What follows is a listing to be transcribed exactly.

○ ○ ○ ○ ○ ○ ○

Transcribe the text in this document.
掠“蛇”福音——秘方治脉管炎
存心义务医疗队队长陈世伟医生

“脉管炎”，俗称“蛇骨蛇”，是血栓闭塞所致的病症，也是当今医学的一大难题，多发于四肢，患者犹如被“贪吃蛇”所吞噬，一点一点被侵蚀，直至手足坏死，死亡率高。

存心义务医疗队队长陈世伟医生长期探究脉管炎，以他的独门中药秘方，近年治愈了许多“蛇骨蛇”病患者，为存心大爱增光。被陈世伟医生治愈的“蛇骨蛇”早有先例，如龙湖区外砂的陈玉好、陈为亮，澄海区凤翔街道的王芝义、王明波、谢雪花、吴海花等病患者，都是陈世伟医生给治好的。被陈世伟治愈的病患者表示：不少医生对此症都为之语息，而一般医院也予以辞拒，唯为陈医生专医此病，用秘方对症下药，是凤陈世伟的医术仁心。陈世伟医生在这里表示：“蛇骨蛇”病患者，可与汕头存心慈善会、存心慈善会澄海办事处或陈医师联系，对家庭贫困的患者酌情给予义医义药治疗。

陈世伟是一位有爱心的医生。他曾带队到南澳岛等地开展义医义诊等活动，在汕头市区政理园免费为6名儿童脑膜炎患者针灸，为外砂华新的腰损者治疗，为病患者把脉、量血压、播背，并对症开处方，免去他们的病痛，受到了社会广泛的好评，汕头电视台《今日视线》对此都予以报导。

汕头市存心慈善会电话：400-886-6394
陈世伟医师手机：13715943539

○ ○ ○ ○ ○ ○ ○

Answer for this exercise:
Transcribe the text in this document.
掠“蛇”福音——秘方治脉管炎
存心义务医疗队队长陈世伟医生

“脉管炎”，俗称“蛇骨蛇”，是血栓闭塞所致的病症，也是当今医学的一大难题，多发于四肢，患者犹如被“贪吃蛇”所吞噬，一点一点被侵蚀，直至手足坏死，死亡率高。

存心义务医疗队队长陈世伟医生长期探究脉管炎，以他的独门中药秘方，近年治愈了许多“蛇骨蛇”病患者，为存心大爱增光。被陈世伟医生治愈的“蛇骨蛇”早有先例，如龙湖区外砂的陈玉好、陈为亮，澄海区凤翔街道的王芝义、王明波、谢雪花、吴海花等病患者，都是陈世伟医生给治好的。被陈世伟治愈的病患者表示：不少医生对此症都为之语息，而一般医院也予以辞拒，唯为陈医生专医此病，用秘方对症下药，是凤陈世伟的医术仁心。陈世伟医生在这里表示：“蛇骨蛇”病患者，可与汕头存心慈善会、存心慈善会澄海办事处或陈医师联系，对家庭贫困的患者酌情给予义医义药治疗。

陈世伟是一位有爱心的医生。他曾带队到南澳岛等地开展义医义诊等活动，在汕头市区政理园免费为6名儿童脑膜炎患者针灸，为外砂华新的腰损者治疗，为病患者把脉、量血压、播背，并对症开处方，免去他们的病痛，受到了社会广泛的好评，汕头电视台《今日视线》对此都予以报导。

汕头市存心慈善会电话：400-886-6394
陈世伟医师手机：13715943539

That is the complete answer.